## WHAT YOU HAVE TO DO
Scan the material and copy every line in which "icon" appears.

Dataset excerpts:
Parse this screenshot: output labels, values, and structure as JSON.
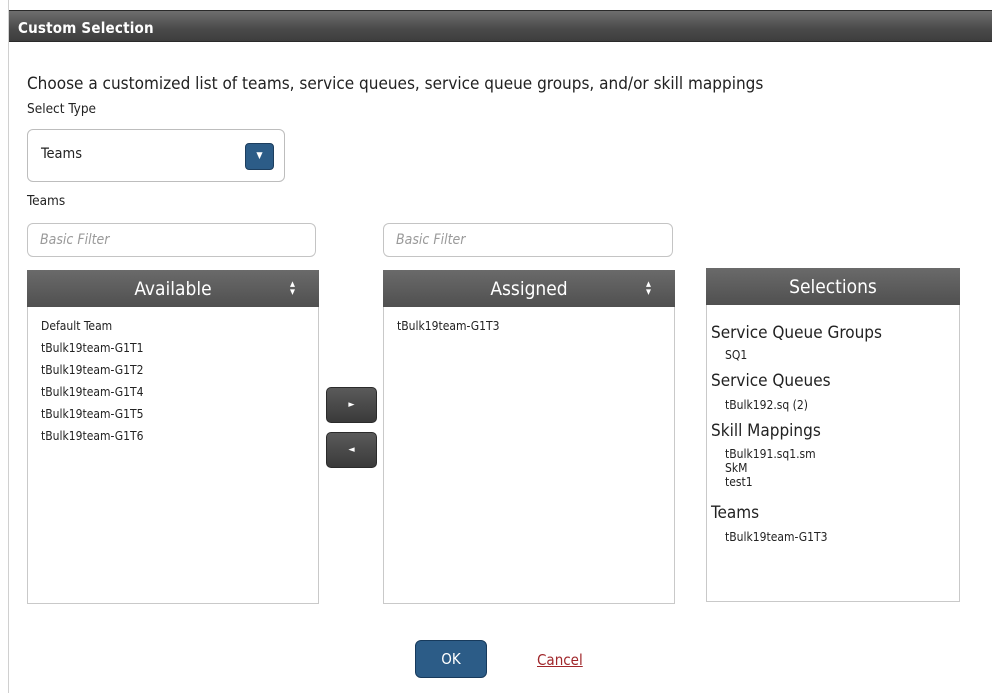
{
  "dialog": {
    "title": "Custom Selection",
    "intro": "Choose a customized list of teams, service queues, service queue groups, and/or skill mappings",
    "select_type_label": "Select Type",
    "select_type_value": "Teams",
    "list_label": "Teams"
  },
  "available": {
    "filter_placeholder": "Basic Filter",
    "header": "Available",
    "items": [
      "Default Team",
      "tBulk19team-G1T1",
      "tBulk19team-G1T2",
      "tBulk19team-G1T4",
      "tBulk19team-G1T5",
      "tBulk19team-G1T6"
    ]
  },
  "assigned": {
    "filter_placeholder": "Basic Filter",
    "header": "Assigned",
    "items": [
      "tBulk19team-G1T3"
    ]
  },
  "move_buttons": {
    "right_icon": "triangle-right-icon",
    "left_icon": "triangle-left-icon"
  },
  "selections": {
    "header": "Selections",
    "groups": [
      {
        "title": "Service Queue Groups",
        "items": [
          "SQ1"
        ]
      },
      {
        "title": "Service Queues",
        "items": [
          "tBulk192.sq (2)"
        ]
      },
      {
        "title": "Skill Mappings",
        "items": [
          "tBulk191.sq1.sm",
          "SkM",
          "test1"
        ]
      },
      {
        "title": "Teams",
        "items": [
          "tBulk19team-G1T3"
        ]
      }
    ]
  },
  "footer": {
    "ok_label": "OK",
    "cancel_label": "Cancel"
  },
  "colors": {
    "primary_button": "#2c5c87",
    "cancel_link": "#a0262a",
    "header_dark": "#505050"
  }
}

## TASK ANSWER
    "right_icon": "triangle-right-icon",
    "left_icon": "triangle-left-icon"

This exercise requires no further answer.